_Stated exercise_. All entries are to be quoted exactly; the images stay out of the copy.

_Data listing_.
= = =

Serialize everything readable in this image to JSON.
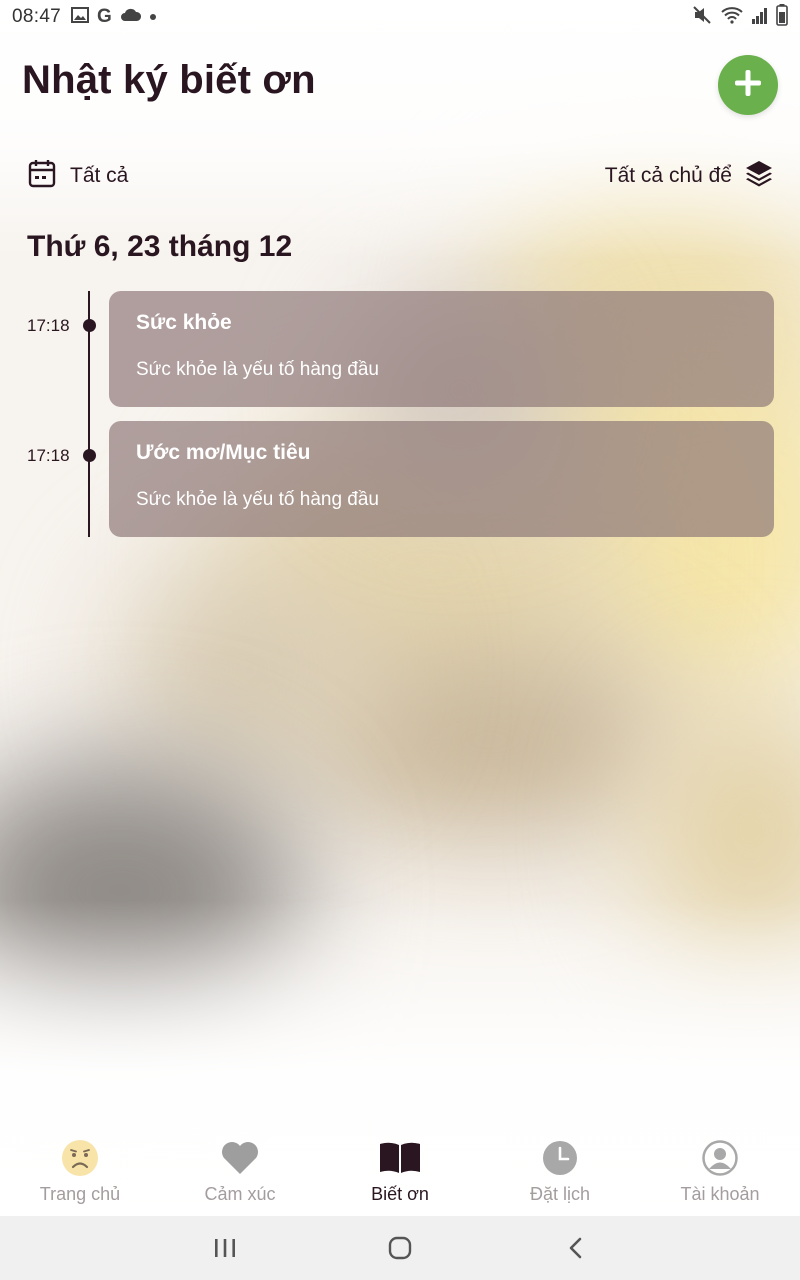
{
  "status_bar": {
    "time": "08:47",
    "left_icons": [
      "image-icon",
      "google-icon",
      "cloud-icon",
      "dot-icon"
    ],
    "right_icons": [
      "mute-icon",
      "wifi-icon",
      "signal-icon",
      "battery-icon"
    ],
    "google_glyph": "G"
  },
  "header": {
    "title": "Nhật ký biết ơn",
    "add_button_icon": "plus-icon",
    "accent_color": "#6ab04c"
  },
  "filters": {
    "date_filter_label": "Tất cả",
    "date_filter_icon": "calendar-icon",
    "topic_filter_label": "Tất cả chủ để",
    "topic_filter_icon": "layers-icon"
  },
  "day_heading": "Thứ 6, 23 tháng 12",
  "entries": [
    {
      "time": "17:18",
      "title": "Sức khỏe",
      "text": "Sức khỏe là yếu tố hàng đầu"
    },
    {
      "time": "17:18",
      "title": "Ước mơ/Mục tiêu",
      "text": "Sức khỏe là yếu tố hàng đầu"
    }
  ],
  "bottom_nav": [
    {
      "label": "Trang chủ",
      "icon": "sad-face-icon",
      "active": false
    },
    {
      "label": "Cảm xúc",
      "icon": "heart-icon",
      "active": false
    },
    {
      "label": "Biết ơn",
      "icon": "book-icon",
      "active": true
    },
    {
      "label": "Đặt lịch",
      "icon": "clock-icon",
      "active": false
    },
    {
      "label": "Tài khoản",
      "icon": "account-icon",
      "active": false
    }
  ],
  "system_nav": [
    "recent-apps-icon",
    "home-icon",
    "back-icon"
  ],
  "colors": {
    "text_dark": "#2a1620",
    "nav_inactive": "#a49d9d",
    "card_bg": "rgba(140,118,118,0.68)"
  }
}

= = =

_The result_.
Serialize everything readable in this image to JSON.
{
  "status_bar": {
    "time": "08:47",
    "left_icons": [
      "image-icon",
      "google-icon",
      "cloud-icon",
      "dot-icon"
    ],
    "right_icons": [
      "mute-icon",
      "wifi-icon",
      "signal-icon",
      "battery-icon"
    ],
    "google_glyph": "G"
  },
  "header": {
    "title": "Nhật ký biết ơn",
    "add_button_icon": "plus-icon",
    "accent_color": "#6ab04c"
  },
  "filters": {
    "date_filter_label": "Tất cả",
    "date_filter_icon": "calendar-icon",
    "topic_filter_label": "Tất cả chủ để",
    "topic_filter_icon": "layers-icon"
  },
  "day_heading": "Thứ 6, 23 tháng 12",
  "entries": [
    {
      "time": "17:18",
      "title": "Sức khỏe",
      "text": "Sức khỏe là yếu tố hàng đầu"
    },
    {
      "time": "17:18",
      "title": "Ước mơ/Mục tiêu",
      "text": "Sức khỏe là yếu tố hàng đầu"
    }
  ],
  "bottom_nav": [
    {
      "label": "Trang chủ",
      "icon": "sad-face-icon",
      "active": false
    },
    {
      "label": "Cảm xúc",
      "icon": "heart-icon",
      "active": false
    },
    {
      "label": "Biết ơn",
      "icon": "book-icon",
      "active": true
    },
    {
      "label": "Đặt lịch",
      "icon": "clock-icon",
      "active": false
    },
    {
      "label": "Tài khoản",
      "icon": "account-icon",
      "active": false
    }
  ],
  "system_nav": [
    "recent-apps-icon",
    "home-icon",
    "back-icon"
  ],
  "colors": {
    "text_dark": "#2a1620",
    "nav_inactive": "#a49d9d",
    "card_bg": "rgba(140,118,118,0.68)"
  }
}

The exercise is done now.